Check every line of the data below for the string "label", and copy the ones that hold it.

Start of Provided data

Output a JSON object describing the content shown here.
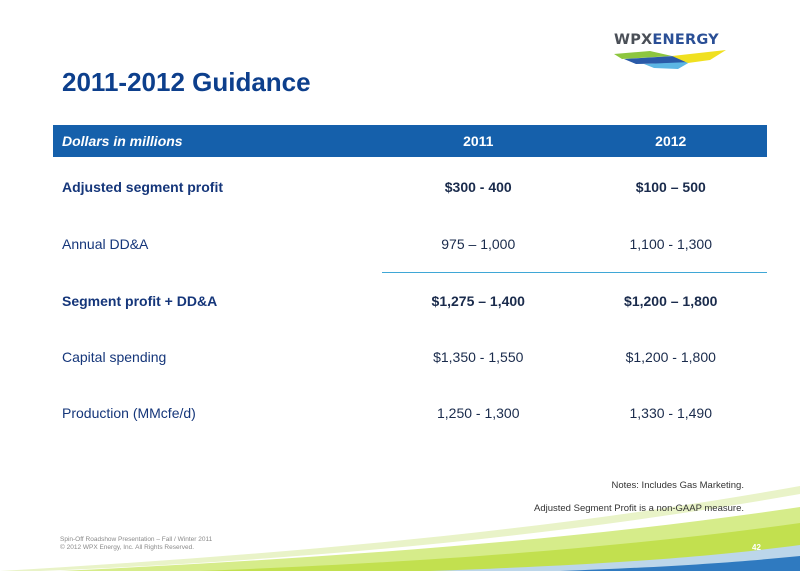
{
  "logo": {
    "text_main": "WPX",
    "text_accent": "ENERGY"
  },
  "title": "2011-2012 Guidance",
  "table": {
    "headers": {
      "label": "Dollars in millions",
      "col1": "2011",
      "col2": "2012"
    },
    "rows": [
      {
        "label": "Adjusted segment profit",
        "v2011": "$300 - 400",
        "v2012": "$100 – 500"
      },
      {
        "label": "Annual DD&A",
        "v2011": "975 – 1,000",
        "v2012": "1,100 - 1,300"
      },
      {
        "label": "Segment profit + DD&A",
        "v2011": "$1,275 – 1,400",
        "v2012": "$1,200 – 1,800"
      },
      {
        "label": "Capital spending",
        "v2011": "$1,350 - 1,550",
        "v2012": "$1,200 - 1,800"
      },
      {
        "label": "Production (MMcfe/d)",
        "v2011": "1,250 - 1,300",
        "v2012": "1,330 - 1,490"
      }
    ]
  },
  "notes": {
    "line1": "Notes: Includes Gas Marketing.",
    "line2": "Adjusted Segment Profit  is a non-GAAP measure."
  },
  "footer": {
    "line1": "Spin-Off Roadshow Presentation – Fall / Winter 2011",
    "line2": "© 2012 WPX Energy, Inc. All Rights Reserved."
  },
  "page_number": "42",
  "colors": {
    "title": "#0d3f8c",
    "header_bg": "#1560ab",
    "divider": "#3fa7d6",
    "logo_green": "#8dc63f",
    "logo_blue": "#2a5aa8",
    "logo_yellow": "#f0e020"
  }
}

End of Provided data

*Solution to this problem*
      "label": "Dollars in millions",
        "label": "Adjusted segment profit",
        "label": "Annual DD&A",
        "label": "Segment profit + DD&A",
        "label": "Capital spending",
        "label": "Production (MMcfe/d)",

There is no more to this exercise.